### DATA RECORDS
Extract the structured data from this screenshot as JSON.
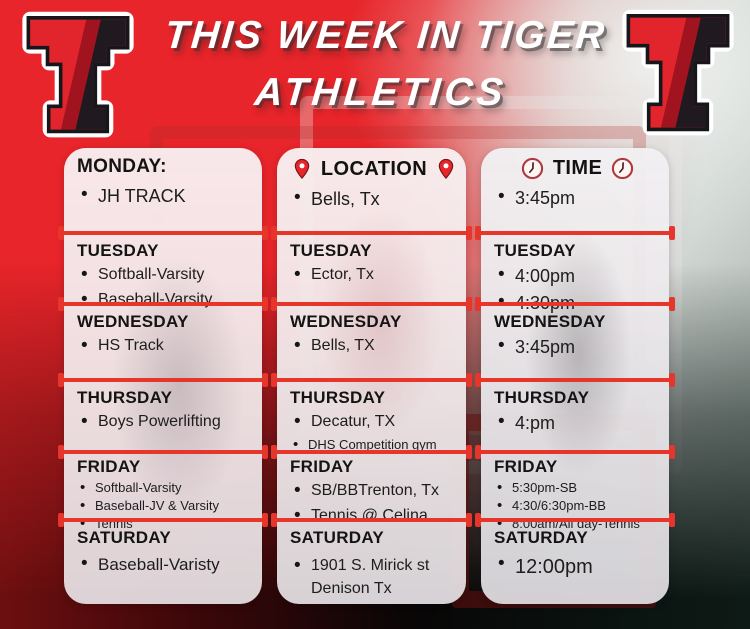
{
  "header": {
    "title_line1": "THIS WEEK IN TIGER",
    "title_line2": "ATHLETICS",
    "logo": "tiger-t-logo"
  },
  "columns": [
    {
      "name": "events",
      "header": null,
      "rows": [
        {
          "heading": "MONDAY:",
          "items": [
            "JH TRACK"
          ]
        },
        {
          "heading": "TUESDAY",
          "items": [
            "Softball-Varsity",
            "Baseball-Varsity"
          ]
        },
        {
          "heading": "WEDNESDAY",
          "items": [
            "HS Track"
          ]
        },
        {
          "heading": "THURSDAY",
          "items": [
            "Boys Powerlifting"
          ]
        },
        {
          "heading": "FRIDAY",
          "items": [
            "Softball-Varsity",
            "Baseball-JV & Varsity",
            "Tennis"
          ]
        },
        {
          "heading": "SATURDAY",
          "items": [
            "Baseball-Varisty"
          ]
        }
      ]
    },
    {
      "name": "location",
      "header": {
        "label": "LOCATION",
        "icon": "location-pin-icon"
      },
      "rows": [
        {
          "heading": null,
          "items": [
            "Bells, Tx"
          ]
        },
        {
          "heading": "TUESDAY",
          "items": [
            "Ector, Tx"
          ]
        },
        {
          "heading": "WEDNESDAY",
          "items": [
            "Bells, TX"
          ]
        },
        {
          "heading": "THURSDAY",
          "items": [
            "Decatur, TX",
            "DHS Competition gym"
          ]
        },
        {
          "heading": "FRIDAY",
          "items": [
            "SB/BBTrenton, Tx",
            "Tennis @ Celina"
          ]
        },
        {
          "heading": "SATURDAY",
          "items": [
            "1901 S. Mirick st Denison Tx"
          ]
        }
      ]
    },
    {
      "name": "time",
      "header": {
        "label": "TIME",
        "icon": "clock-icon"
      },
      "rows": [
        {
          "heading": null,
          "items": [
            "3:45pm"
          ]
        },
        {
          "heading": "TUESDAY",
          "items": [
            "4:00pm",
            "4:30pm"
          ]
        },
        {
          "heading": "WEDNESDAY",
          "items": [
            "3:45pm"
          ]
        },
        {
          "heading": "THURSDAY",
          "items": [
            "4:pm"
          ]
        },
        {
          "heading": "FRIDAY",
          "items": [
            "5:30pm-SB",
            "4:30/6:30pm-BB",
            "8:00am/All day-Tennis"
          ]
        },
        {
          "heading": "SATURDAY",
          "items": [
            "12:00pm"
          ]
        }
      ]
    }
  ],
  "colors": {
    "accent_red": "#e6352b",
    "background_red": "#e7252a",
    "background_light": "#ccd3cf",
    "panel": "#f2e9ea",
    "title_text": "#ffffff",
    "text": "#1d1d1d",
    "logo_red": "#e2242c",
    "logo_black": "#17161a"
  }
}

### DIRECTIVE
Pull every line containing the word "Varsity" out of the material and copy it.

### RIGHT ANSWER
            "Softball-Varsity",
            "Baseball-Varsity"
            "Softball-Varsity",
            "Baseball-JV & Varsity",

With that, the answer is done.